Data listing
** START **

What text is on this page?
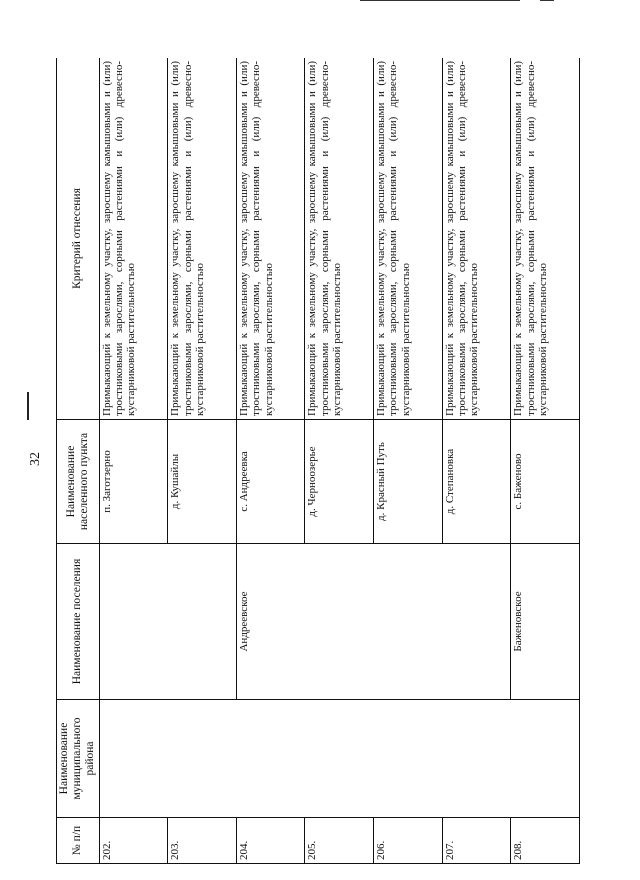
32
№ п/п	Наименование муниципального района	Наименование поселения	Наименование населенного пункта	Критерий отнесения
202.			п. Заготзерно	Примыкающий к земельному участку, заросшему камышовыми и (или) тростниковыми зарослями, сорными растениями и (или) древесно-кустарниковой растительностью
203.			д. Кушайлы	Примыкающий к земельному участку, заросшему камышовыми и (или) тростниковыми зарослями, сорными растениями и (или) древесно-кустарниковой растительностью
204.		Андреевское	с. Андреевка	Примыкающий к земельному участку, заросшему камышовыми и (или) тростниковыми зарослями, сорными растениями и (или) древесно-кустарниковой растительностью
205.			д. Черноозерье	Примыкающий к земельному участку, заросшему камышовыми и (или) тростниковыми зарослями, сорными растениями и (или) древесно-кустарниковой растительностью
206.			д. Красный Путь	Примыкающий к земельному участку, заросшему камышовыми и (или) тростниковыми зарослями, сорными растениями и (или) древесно-кустарниковой растительностью
207.			д. Степановка	Примыкающий к земельному участку, заросшему камышовыми и (или) тростниковыми зарослями, сорными растениями и (или) древесно-кустарниковой растительностью
208.		Баженовское	с. Баженово	Примыкающий к земельному участку, заросшему камышовыми и (или) тростниковыми зарослями, сорными растениями и (или) древесно-кустарниковой растительностью
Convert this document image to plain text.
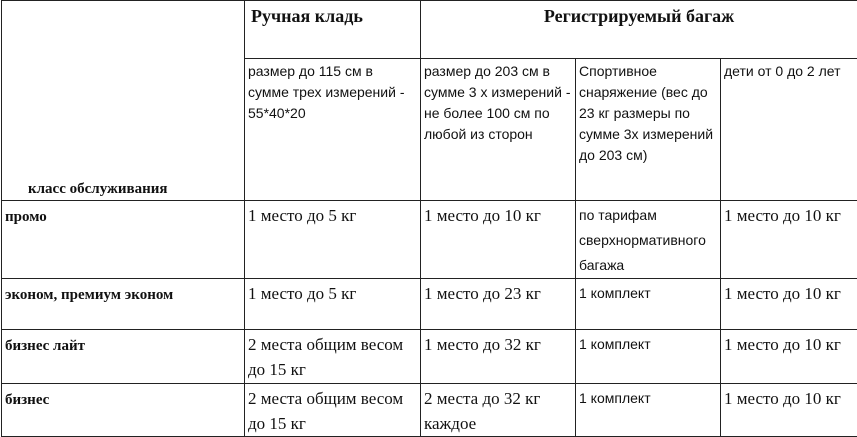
класс обслуживания	Ручная кладь	Регистрируемый багаж		
	размер до 115 см в сумме трех измерений - 55*40*20	размер до 203 см в сумме 3 х измерений - не более 100 см по любой из сторон	Спортивное снаряжение (вес до 23 кг размеры по сумме 3х измерений до 203 см)	дети от 0 до 2 лет
промо	1 место до 5 кг	1 место до 10 кг	по тарифам сверхнормативного багажа	1 место до 10 кг
эконом, премиум эконом	1 место до 5 кг	1 место до 23 кг	1 комплект	1 место до 10 кг
бизнес лайт	2 места общим весом до 15 кг	1 место до 32 кг	1 комплект	1 место до 10 кг
бизнес	2 места общим весом до 15 кг	2 места до 32 кг каждое	1 комплект	1 место до 10 кг
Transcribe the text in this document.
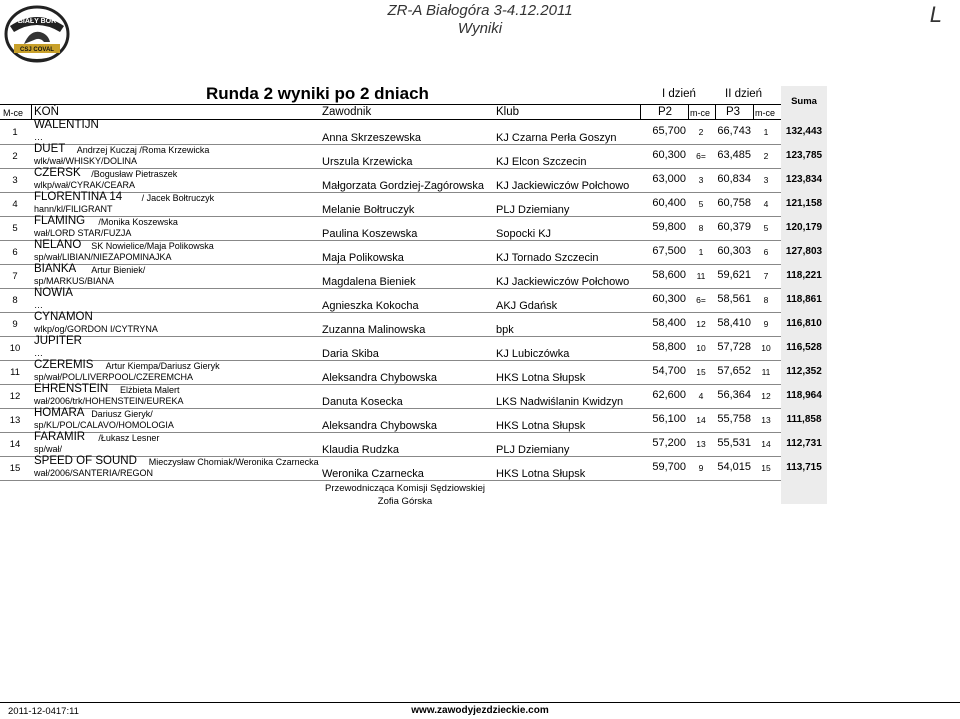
BIAŁY BÓR
CSJ COVAL
ZR-A Białogóra 3-4.12.2011
Wyniki
L
Runda 2 wyniki po 2 dniach	Suma
I dzień	II dzień
M-ce KOŃ	Zawodnik	Klub	P2 m-ce P3 m-ce
1
WALENTIJN
…	Anna Skrzeszewska	KJ Czarna Perła Goszyn
65,700	2	66,743	1	132,443
2
DUET Andrzej Kuczaj /Roma Krzewicka
wlk/wał/WHISKY/DOLINA	Urszula Krzewicka	KJ Elcon Szczecin
60,300	6=	63,485	2	123,785
3
CZERSK /Bogusław Pietraszek
wlkp/wał/CYRAK/CEARA	Małgorzata Gordziej-Zagórowska KJ Jackiewiczów Połchowo
63,000	3	60,834	3	123,834
4
FLORENTINA 14 / Jacek Bołtruczyk
hann/kl/FILIGRANT	Melanie Bołtruczyk	PLJ Dziemiany
60,400	5	60,758	4	121,158
5
FLAMING /Monika Koszewska
wał/LORD STAR/FUZJA	Paulina Koszewska	Sopocki KJ
59,800	8	60,379	5	120,179
6
NELANO SK Nowielice/Maja Polikowska
sp/wał/LIBIAN/NIEZAPOMINAJKA	Maja Polikowska	KJ Tornado Szczecin
67,500	1	60,303	6	127,803
7
BIANKA Artur Bieniek/
sp/MARKUS/BIANA	Magdalena Bieniek	KJ Jackiewiczów Połchowo
58,600	11	59,621	7	118,221
8
NOWIA
…	Agnieszka Kokocha	AKJ Gdańsk
60,300	6=	58,561	8	118,861
9
CYNAMON
wlkp/og/GORDON I/CYTRYNA	Zuzanna Malinowska	bpk
58,400	12	58,410	9	116,810
10
JUPITER
…	Daria Skiba	KJ Lubiczówka
58,800	10	57,728	10	116,528
11
CZEREMIS Artur Kiempa/Dariusz Gieryk
sp/wał/POL/LIVERPOOL/CZEREMCHA	Aleksandra Chybowska	HKS Lotna Słupsk
54,700	15	57,652	11	112,352
12
EHRENSTEIN Elżbieta Malert
wał/2006/trk/HOHENSTEIN/EUREKA	Danuta Kosecka	LKS Nadwiślanin Kwidzyn
62,600	4	56,364	12	118,964
13
HOMARA Dariusz Gieryk/
sp/KL/POL/CALAVO/HOMOLOGIA	Aleksandra Chybowska	HKS Lotna Słupsk
56,100	14	55,758	13	111,858
14
FARAMIR /Łukasz Lesner
sp/wał/	Klaudia Rudzka	PLJ Dziemiany
57,200	13	55,531	14	112,731
15
SPEED OF SOUND Mieczysław Chomiak/Weronika Czarnecka
wał/2006/SANTERIA/REGON	Weronika Czarnecka	HKS Lotna Słupsk
59,700	9	54,015	15	113,715
Przewodnicząca Komisji Sędziowskiej
Zofia Górska
2011-12-0417:11	www.zawodyjezdzieckie.com
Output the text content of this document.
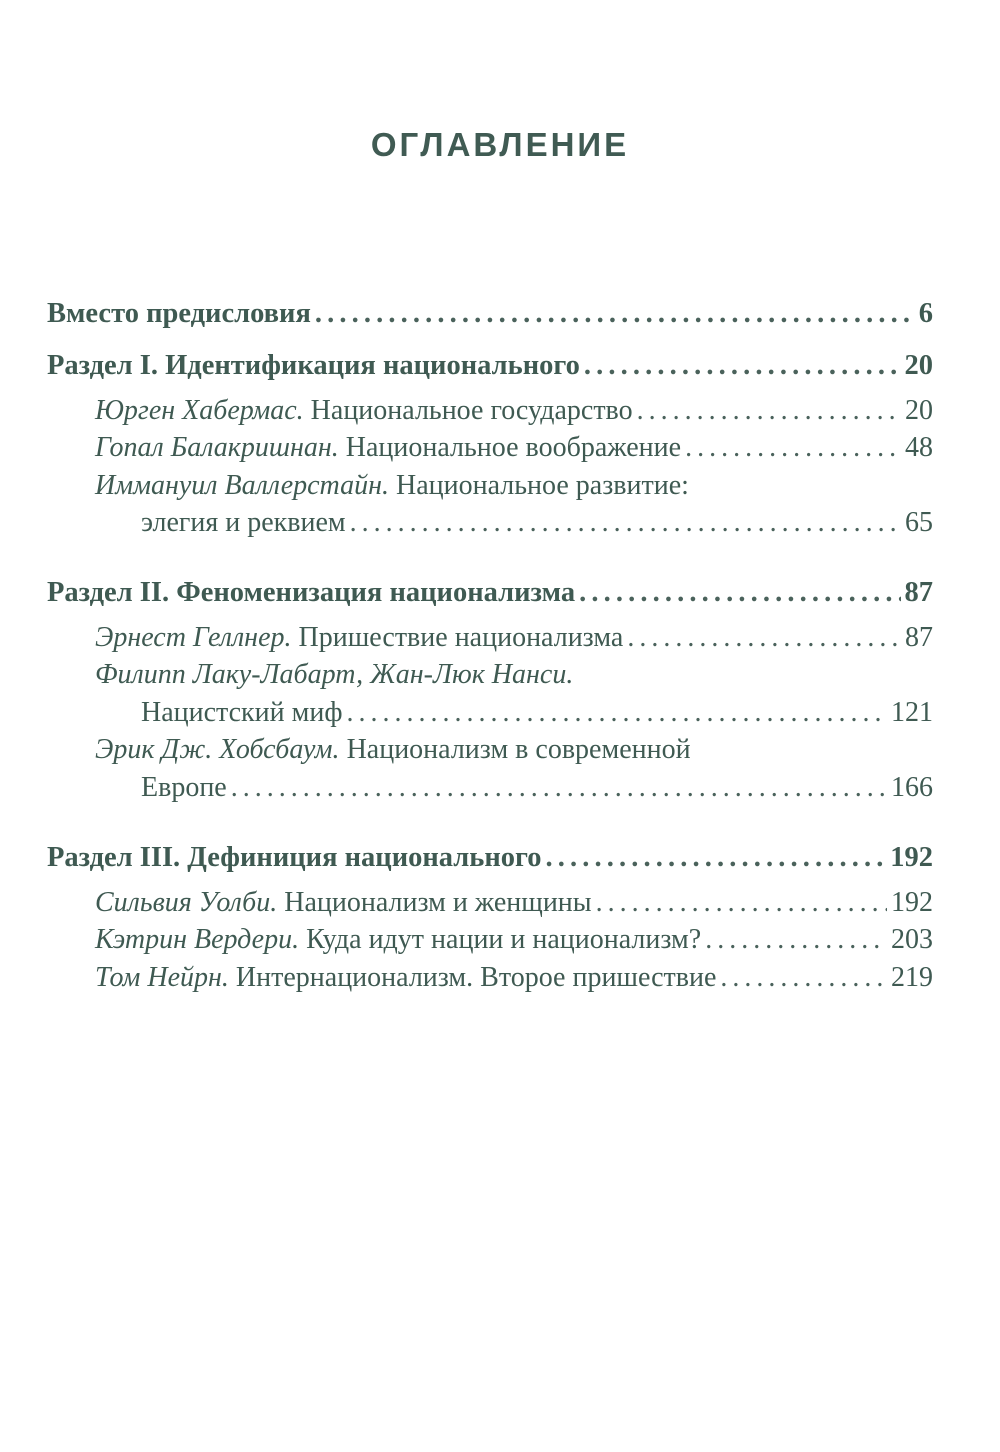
ОГЛАВЛЕНИЕ
Вместо предисловия . . .	6
Раздел I. Идентификация национального . . .	20
Юрген Хабермас. Национальное государство . . .	20
Гопал Балакришнан. Национальное воображение . . .	48
Иммануил Валлерстайн. Национальное развитие:
элегия и реквием . . .	65
Раздел II. Феноменизация национализма . . .	87
Эрнест Геллнер. Пришествие национализма . . .	87
Филипп Лаку-Лабарт, Жан-Люк Нанси.
Нацистский миф . . .	121
Эрик Дж. Хобсбаум. Национализм в современной
Европе . . .	166
Раздел III. Дефиниция национального . . .	192
Сильвия Уолби. Национализм и женщины . . .	192
Кэтрин Вердери. Куда идут нации и национализм? . . .	203
Том Нейрн. Интернационализм. Второе пришествие . . .	219
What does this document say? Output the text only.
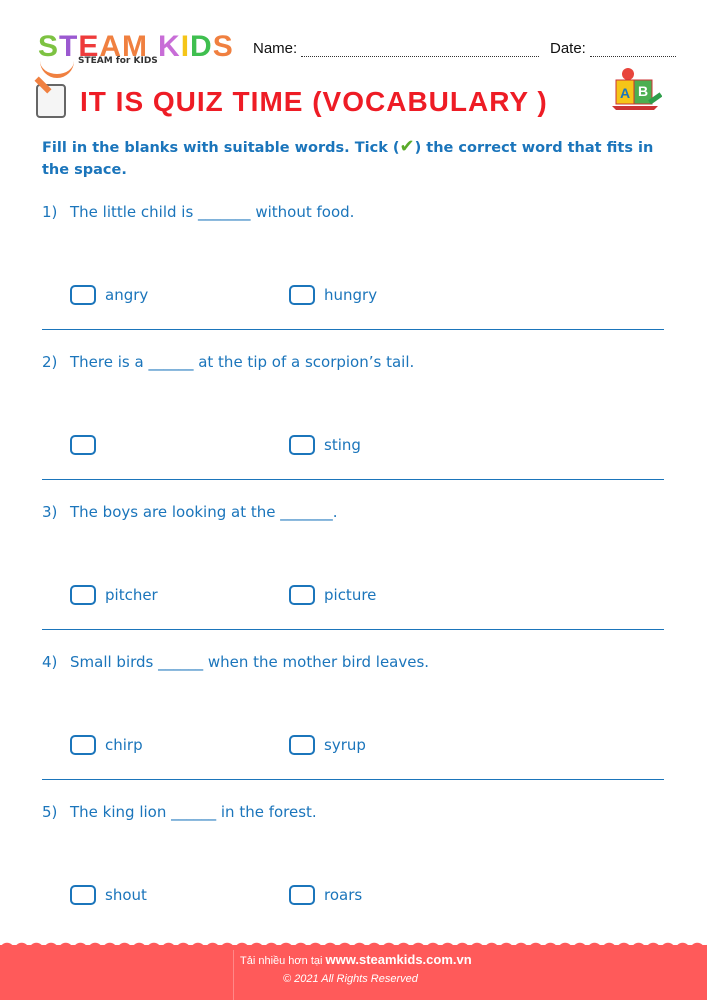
STEAM KIDS
STEAM for KIDS
Name:	Date:
IT IS QUIZ TIME (VOCABULARY )	A B
Fill in the blanks with suitable words. Tick (✔) the correct word that fits in the space.
1) The little child is _______ without food.
angry	hungry
2) There is a ______ at the tip of a scorpion’s tail.
sting
3) The boys are looking at the _______.
pitcher	picture
4) Small birds ______ when the mother bird leaves.
chirp	syrup
5) The king lion ______ in the forest.
shout	roars
Tải nhiều hơn tại www.steamkids.com.vn
© 2021 All Rights Reserved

** END **

Quote every line of the records above exactly; no picture is to be copied.

What text is on this page?
32
№ п/п	Наименование муниципального района	Наименование поселения	Наименование населенного пункта	Критерий отнесения
202.			п. Заготзерно	Примыкающий к земельному участку, заросшему камышовыми и (или) тростниковыми зарослями, сорными растениями и (или) древесно-кустарниковой растительностью
203.			д. Кушайлы	Примыкающий к земельному участку, заросшему камышовыми и (или) тростниковыми зарослями, сорными растениями и (или) древесно-кустарниковой растительностью
204.		Андреевское	с. Андреевка	Примыкающий к земельному участку, заросшему камышовыми и (или) тростниковыми зарослями, сорными растениями и (или) древесно-кустарниковой растительностью
205.			д. Черноозерье	Примыкающий к земельному участку, заросшему камышовыми и (или) тростниковыми зарослями, сорными растениями и (или) древесно-кустарниковой растительностью
206.			д. Красный Путь	Примыкающий к земельному участку, заросшему камышовыми и (или) тростниковыми зарослями, сорными растениями и (или) древесно-кустарниковой растительностью
207.			д. Степановка	Примыкающий к земельному участку, заросшему камышовыми и (или) тростниковыми зарослями, сорными растениями и (или) древесно-кустарниковой растительностью
208.		Баженовское	с. Баженово	Примыкающий к земельному участку, заросшему камышовыми и (или) тростниковыми зарослями, сорными растениями и (или) древесно-кустарниковой растительностью
Convert this document image to plain text.
класс обслуживания	Ручная кладь	Регистрируемый багаж		
	размер до 115 см в сумме трех измерений - 55*40*20	размер до 203 см в сумме 3 х измерений - не более 100 см по любой из сторон	Спортивное снаряжение (вес до 23 кг размеры по сумме 3х измерений до 203 см)	дети от 0 до 2 лет
промо	1 место до 5 кг	1 место до 10 кг	по тарифам сверхнормативного багажа	1 место до 10 кг
эконом, премиум эконом	1 место до 5 кг	1 место до 23 кг	1 комплект	1 место до 10 кг
бизнес лайт	2 места общим весом до 15 кг	1 место до 32 кг	1 комплект	1 место до 10 кг
бизнес	2 места общим весом до 15 кг	2 места до 32 кг каждое	1 комплект	1 место до 10 кг
Transcribe the text in this document.
BIAŁY BÓR
CSJ COVAL
ZR-A Białogóra 3-4.12.2011
Wyniki
L
Runda 2 wyniki po 2 dniach	Suma
I dzień	II dzień
M-ce KOŃ	Zawodnik	Klub	P2 m-ce P3 m-ce
1
WALENTIJN
…	Anna Skrzeszewska	KJ Czarna Perła Goszyn
65,700	2	66,743	1	132,443
2
DUET Andrzej Kuczaj /Roma Krzewicka
wlk/wał/WHISKY/DOLINA	Urszula Krzewicka	KJ Elcon Szczecin
60,300	6=	63,485	2	123,785
3
CZERSK /Bogusław Pietraszek
wlkp/wał/CYRAK/CEARA	Małgorzata Gordziej-Zagórowska KJ Jackiewiczów Połchowo
63,000	3	60,834	3	123,834
4
FLORENTINA 14 / Jacek Bołtruczyk
hann/kl/FILIGRANT	Melanie Bołtruczyk	PLJ Dziemiany
60,400	5	60,758	4	121,158
5
FLAMING /Monika Koszewska
wał/LORD STAR/FUZJA	Paulina Koszewska	Sopocki KJ
59,800	8	60,379	5	120,179
6
NELANO SK Nowielice/Maja Polikowska
sp/wał/LIBIAN/NIEZAPOMINAJKA	Maja Polikowska	KJ Tornado Szczecin
67,500	1	60,303	6	127,803
7
BIANKA Artur Bieniek/
sp/MARKUS/BIANA	Magdalena Bieniek	KJ Jackiewiczów Połchowo
58,600	11	59,621	7	118,221
8
NOWIA
…	Agnieszka Kokocha	AKJ Gdańsk
60,300	6=	58,561	8	118,861
9
CYNAMON
wlkp/og/GORDON I/CYTRYNA	Zuzanna Malinowska	bpk
58,400	12	58,410	9	116,810
10
JUPITER
…	Daria Skiba	KJ Lubiczówka
58,800	10	57,728	10	116,528
11
CZEREMIS Artur Kiempa/Dariusz Gieryk
sp/wał/POL/LIVERPOOL/CZEREMCHA	Aleksandra Chybowska	HKS Lotna Słupsk
54,700	15	57,652	11	112,352
12
EHRENSTEIN Elżbieta Malert
wał/2006/trk/HOHENSTEIN/EUREKA	Danuta Kosecka	LKS Nadwiślanin Kwidzyn
62,600	4	56,364	12	118,964
13
HOMARA Dariusz Gieryk/
sp/KL/POL/CALAVO/HOMOLOGIA	Aleksandra Chybowska	HKS Lotna Słupsk
56,100	14	55,758	13	111,858
14
FARAMIR /Łukasz Lesner
sp/wał/	Klaudia Rudzka	PLJ Dziemiany
57,200	13	55,531	14	112,731
15
SPEED OF SOUND Mieczysław Chomiak/Weronika Czarnecka
wał/2006/SANTERIA/REGON	Weronika Czarnecka	HKS Lotna Słupsk
59,700	9	54,015	15	113,715
Przewodnicząca Komisji Sędziowskiej
Zofia Górska
2011-12-0417:11	www.zawodyjezdzieckie.com
Output the text content of this document.
ОГЛАВЛЕНИЕ
Вместо предисловия . . .	6
Раздел I. Идентификация национального . . .	20
Юрген Хабермас. Национальное государство . . .	20
Гопал Балакришнан. Национальное воображение . . .	48
Иммануил Валлерстайн. Национальное развитие:
элегия и реквием . . .	65
Раздел II. Феноменизация национализма . . .	87
Эрнест Геллнер. Пришествие национализма . . .	87
Филипп Лаку-Лабарт, Жан-Люк Нанси.
Нацистский миф . . .	121
Эрик Дж. Хобсбаум. Национализм в современной
Европе . . .	166
Раздел III. Дефиниция национального . . .	192
Сильвия Уолби. Национализм и женщины . . .	192
Кэтрин Вердери. Куда идут нации и национализм? . . .	203
Том Нейрн. Интернационализм. Второе пришествие . . .	219
What does this document say? Output the text only.
STEAM KIDS
STEAM for KIDS
Name:	Date:
IT IS QUIZ TIME (VOCABULARY )	A B
Fill in the blanks with suitable words. Tick (✔) the correct word that fits in the space.
1) The little child is _______ without food.
angry	hungry
2) There is a ______ at the tip of a scorpion’s tail.
sting
3) The boys are looking at the _______.
pitcher	picture
4) Small birds ______ when the mother bird leaves.
chirp	syrup
5) The king lion ______ in the forest.
shout	roars
Tải nhiều hơn tại www.steamkids.com.vn
© 2021 All Rights Reserved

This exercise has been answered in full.